----- PROVIDED PASSAGE

THE GUATEMALAN writer Rodrigo Rey Rosa (1958-) published his first story, “The Path Doubles Back” in New York 25 years ago which, although written in Spanish, came out in English, having been translated by Paul Bowles in Tangiers, Morocco. Since then, Rey Rosa (pictured above) has published 13 books to become Guatemala’s most translated and famous novelist.

In Guatemala’s literary tradition, Rey Rosa is closer to the narrative efficiency of Augusto Monterroso than the baroque excesses of Miguel Angel Asturias. Rey Rosa’s political position has also been eccentric when compared with the dominant tendency of Guatemala’s writers, whose social commitment often drove them to martyrdom.

Rey Rosa’s early style (his syntactic logic) revealed the influence of his mentor Paul Bowles and his careful reading of Jorge Luis Borges. These two determining influences drove Rey Rosa away from the vernacular of the middle class which had fascinated the writers of the compromised generation and towards a cultivated literary language.

----------

» **WHAT TO WORK ON**:
1. Decide whether each statement below agrees with the passage on Rodrigo Rey Rosa, answering yes or no and quoting the deciding words: (a) Rey Rosa's first story first appeared in Spanish. (b) Rey Rosa's writing is closer to Augusto Monterroso than to Miguel Angel Asturias. (c) Paul Bowles was Rey Rosa's mentor.
2. Carry the passage on Rodrigo Rey Rosa forward from its final sentence.

----- PROVIDED DATA

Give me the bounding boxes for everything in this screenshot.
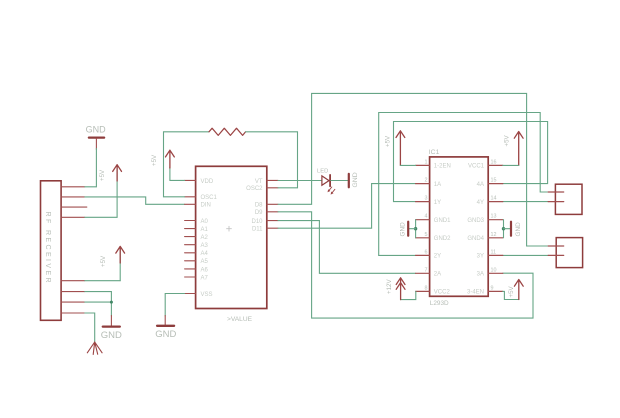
svg-text:VT: VT [255, 179, 263, 185]
wire net 2Y to motor1 upper [379, 113, 549, 256]
wire stub to right GND bar [504, 228, 511, 230]
svg-text:9: 9 [491, 285, 494, 291]
supply +12V arrow [386, 278, 405, 300]
pin IC1.11 3Y [477, 249, 503, 259]
svg-text:10: 10 [491, 267, 497, 273]
wire GND1-GND2 tie [415, 220, 417, 238]
svg-text:A4: A4 [201, 251, 209, 257]
wire pin16 to +5V [503, 164, 519, 166]
pin IC2 D9 [255, 210, 278, 216]
svg-text:D10: D10 [251, 219, 263, 225]
svg-text:D9: D9 [255, 210, 263, 216]
svg-text:4: 4 [425, 214, 428, 220]
wire net D10 to 2A [278, 221, 416, 274]
svg-text:A2: A2 [201, 235, 209, 241]
origin cross IC2 [227, 226, 232, 231]
pin IC1.7 2A [416, 267, 442, 277]
ground GND top [86, 125, 107, 150]
ground GND left-bottom [101, 316, 122, 342]
wire VCC2 to +12V [401, 291, 416, 299]
wire resistor to OSC2 [246, 132, 298, 188]
resistor R1 [209, 128, 246, 135]
svg-text:3: 3 [425, 196, 428, 202]
pin IC1.8 VCC2 [416, 285, 451, 295]
svg-text:12: 12 [491, 232, 497, 238]
svg-text:D11: D11 [252, 227, 263, 233]
pin IC2 VDD [185, 179, 214, 185]
pin IC1.9 3-4EN [467, 285, 503, 295]
pin IC2 OSC2 [246, 186, 278, 192]
svg-text:D8: D8 [255, 203, 263, 209]
pin J1.8 [61, 312, 85, 314]
pin IC1.3 1Y [416, 196, 442, 206]
pin J1.3 [61, 206, 87, 208]
ground GND right of IC1 [511, 222, 522, 237]
svg-text:3A: 3A [477, 272, 484, 278]
svg-text:GND3: GND3 [467, 218, 484, 224]
pin M1.2 [548, 201, 564, 203]
ground GND at LED [349, 172, 359, 187]
supply +5V arrow pin9 [508, 280, 523, 300]
svg-text:GND: GND [86, 125, 107, 135]
svg-text:7: 7 [425, 267, 428, 273]
pin IC1.4 GND1 [416, 214, 452, 224]
pin IC1.6 2Y [416, 249, 442, 259]
pin J1.6 [61, 291, 85, 293]
wire VT to LED [278, 180, 322, 182]
svg-text:DIN: DIN [201, 203, 211, 209]
junction dot left GND [414, 227, 417, 230]
svg-text:+5V: +5V [508, 285, 515, 297]
svg-text:3Y: 3Y [477, 254, 484, 260]
supply +5V arrow P1 [99, 165, 122, 218]
wire pin8 to earth [85, 313, 95, 342]
wire pin7 join [85, 301, 112, 303]
svg-text:2: 2 [425, 178, 428, 184]
svg-text:VCC1: VCC1 [468, 164, 485, 170]
svg-text:A3: A3 [201, 243, 209, 249]
wire LED to GND [331, 180, 349, 182]
pin IC1.16 VCC1 [468, 159, 503, 169]
pin IC2 VSS [185, 292, 213, 298]
svg-text:+5V: +5V [385, 135, 392, 147]
svg-text:VDD: VDD [201, 179, 214, 185]
wire pin5 to +5V [85, 280, 120, 282]
svg-text:+5V: +5V [100, 255, 107, 267]
wire OSC1 to resistor [164, 132, 210, 197]
wire pin2 to DIN [85, 197, 185, 204]
earth symbol [87, 342, 102, 354]
svg-text:1Y: 1Y [434, 200, 441, 206]
svg-text:15: 15 [491, 178, 497, 184]
supply +5V arrow P2 [100, 246, 125, 280]
pin IC2 D10 [251, 219, 278, 225]
pin M2.1 [548, 245, 564, 247]
svg-text:OSC2: OSC2 [246, 186, 263, 192]
supply +5V arrow pin16 [504, 132, 524, 166]
svg-text:16: 16 [491, 159, 497, 165]
svg-text:2Y: 2Y [434, 254, 441, 260]
wire pin1 to GND top [85, 149, 97, 187]
pin IC1.1 1-2EN [416, 159, 451, 169]
wire net D8 to motor2 upper [278, 93, 548, 246]
svg-text:4A: 4A [477, 182, 484, 188]
svg-text:OSC1: OSC1 [201, 195, 218, 201]
pin IC1.14 4Y [477, 196, 503, 206]
pin IC2 A0 [185, 219, 209, 225]
pin IC1.10 3A [477, 267, 503, 277]
ground GND left of IC1 [400, 222, 409, 237]
wire VDD to +5V [170, 179, 185, 181]
svg-text:+5V: +5V [151, 154, 158, 166]
svg-text:8: 8 [425, 285, 428, 291]
connector M1 motor1 [555, 184, 582, 214]
svg-text:A1: A1 [201, 227, 209, 233]
svg-text:>VALUE: >VALUE [227, 316, 253, 323]
wire pin4 to +5V [85, 216, 117, 218]
pin IC2 OSC1 [185, 195, 218, 201]
svg-text:5: 5 [425, 232, 428, 238]
supply +5V arrow VDD [151, 150, 174, 180]
junction dot pin6/pin7 [110, 301, 113, 304]
svg-text:1A: 1A [434, 182, 441, 188]
connector M2 motor2 [556, 238, 582, 268]
pin IC1.13 GND3 [467, 214, 502, 224]
pin J1.4 [61, 216, 85, 218]
svg-text:LED: LED [317, 169, 328, 175]
svg-text:4Y: 4Y [477, 200, 484, 206]
IC2 decoder HT12D body [196, 166, 267, 323]
svg-text:VCC2: VCC2 [434, 290, 451, 296]
svg-text:GND: GND [352, 172, 359, 187]
pin IC2 A5 [185, 259, 209, 265]
pin IC2 A1 [185, 227, 209, 233]
svg-text:6: 6 [425, 249, 428, 255]
pin IC1.15 4A [477, 178, 503, 188]
pin IC2 D11 [252, 227, 278, 233]
svg-text:+12V: +12V [386, 279, 393, 294]
svg-text:GND4: GND4 [467, 236, 484, 242]
wire net D9 to 3A [278, 212, 533, 318]
svg-text:A5: A5 [201, 259, 209, 265]
junction dot right GND [502, 227, 505, 230]
ground GND below VSS [155, 316, 176, 341]
wire pin1 to +5V [400, 164, 415, 166]
svg-text:A6: A6 [201, 267, 209, 273]
pin IC2 A3 [185, 243, 209, 249]
svg-text:L293D: L293D [430, 300, 449, 307]
wire pin6 down to GND [85, 292, 112, 316]
svg-text:2A: 2A [434, 272, 441, 278]
pin IC2 D8 [255, 203, 278, 209]
pin IC2 VT [255, 179, 278, 185]
svg-text:RF RECEIVER: RF RECEIVER [44, 212, 51, 285]
svg-text:11: 11 [491, 249, 497, 255]
svg-text:GND: GND [155, 329, 176, 340]
pin IC2 DIN [185, 203, 211, 209]
pin M1.1 [548, 191, 564, 193]
svg-text:GND: GND [101, 330, 122, 341]
pin IC2 A2 [185, 235, 209, 241]
svg-text:13: 13 [491, 214, 497, 220]
pin J1.2 [61, 196, 85, 198]
LED LED1 [317, 169, 335, 195]
svg-text:GND: GND [515, 222, 522, 237]
svg-text:14: 14 [491, 196, 497, 202]
wire stub to left GND bar [408, 228, 415, 230]
pin IC1.2 1A [416, 178, 442, 188]
pin IC1.5 GND2 [416, 232, 452, 242]
pin IC2 A6 [185, 267, 209, 273]
pin J1.5 [61, 280, 85, 282]
svg-text:1: 1 [425, 159, 428, 165]
svg-text:+5V: +5V [99, 169, 106, 181]
svg-text:A7: A7 [201, 275, 209, 281]
wire 3-4EN to +5V [503, 291, 519, 299]
wire VSS to GND [165, 294, 184, 317]
pin M2.2 [548, 254, 564, 256]
connector J1 RF RECEIVER [41, 181, 62, 320]
pin IC1.12 GND4 [467, 232, 502, 242]
svg-text:3-4EN: 3-4EN [467, 290, 484, 296]
pin IC2 A4 [185, 251, 209, 257]
svg-text:VSS: VSS [201, 292, 213, 298]
pin IC2 A7 [185, 275, 209, 281]
svg-text:1-2EN: 1-2EN [434, 164, 451, 170]
svg-text:GND: GND [400, 222, 407, 237]
svg-text:A0: A0 [201, 219, 209, 225]
svg-text:GND2: GND2 [434, 236, 451, 242]
svg-text:IC1: IC1 [429, 149, 440, 156]
IC1 L293D body [429, 149, 488, 307]
svg-text:+5V: +5V [504, 134, 511, 146]
wire net 4Y to motor1 lower [503, 201, 548, 203]
wire GND3-GND4 tie [503, 220, 505, 238]
pin J1.1 [61, 186, 85, 188]
wire net D11 to 1A [278, 184, 416, 229]
svg-text:GND1: GND1 [434, 218, 451, 224]
wire net 3Y to motor2 lower [503, 254, 548, 256]
pin J1.7 [61, 301, 85, 303]
wire net 1Y to 4A [394, 122, 548, 202]
supply +5V arrow pin1 [385, 131, 405, 166]
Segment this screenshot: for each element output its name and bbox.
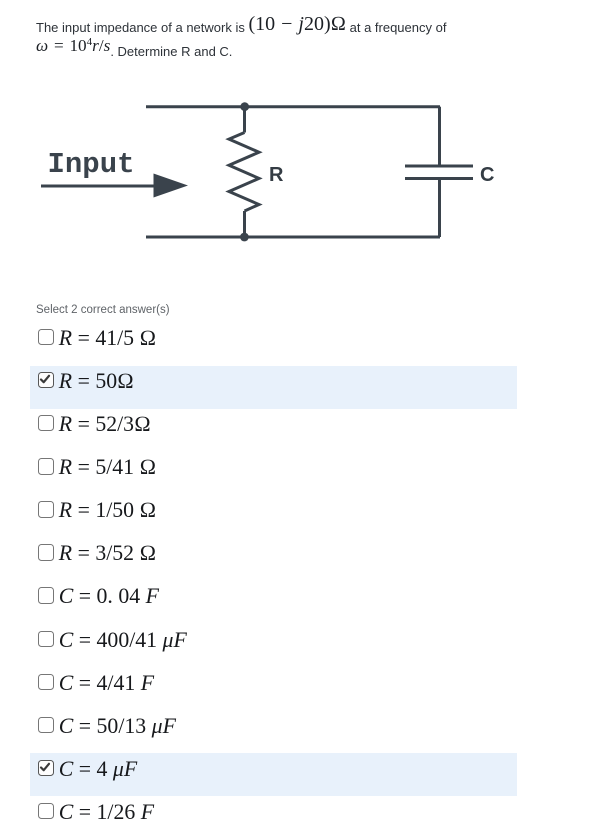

----------

» **RESPONSES**:
1.
(a) No: "although written in Spanish, came out in English"
(b) Yes: "Rey Rosa is closer to the narrative efficiency of Augusto Monterroso than the baroque excesses of Miguel Angel Asturias"
(c) Yes: "the influence of his mentor Paul Bowles"

2.
Rey Rosa is the most prolific writer of his generation in Guatemala and one of the most important contemporary writers in Latin America. Yet although the Ministry of Culture granted him the National Literature Prize in 2004, his work has received more critical attention abroad than in his native land. Like no other Guatemalan, his work receives constant attention in international publications such as Spain’s Babelia, Mexico’s Letras Libres or France’s Magazine Littéraire.

Rey Rosa comes from a wealthy family involved in the industrial sector. He was educated in the elite Jesuit Liceo Javier in Guatemala City, and then went on to study film in New York and writing with Paul Bowles in Morocco. Since then, he has drifted, back and forth, from Guatemala to New York, from Spain to Morocco, from Paris to India. This article traces his enigmatic path to offer a panoramic of his work from The Beggar’s Knife (1986) to Caballeriza / The Stable (2006).

Strange Tales: The Beginning (1982-1992)

The Beggar’s Knife was originally subtitled “24 strange tales” in the English translation by Paul Bowles, published by City Lights Books in 1985. This collection of short stories was originally written in Spanish and was published a year later in their original language in a Guatemala that was returning to democracy.

In its Spanish version, The Beggar’s Knife was composed of 25 intense and enigmatic short stories. It included “The Path Doubles Back” which, at seven pages, was the longest. Rarely in Guatemala’s literary history (probably since Asturias’ Legends of Guatemala) has a writer’s debut entailed such a promise. Rey Rosa’s first book was evidence of a mature and new style of writing.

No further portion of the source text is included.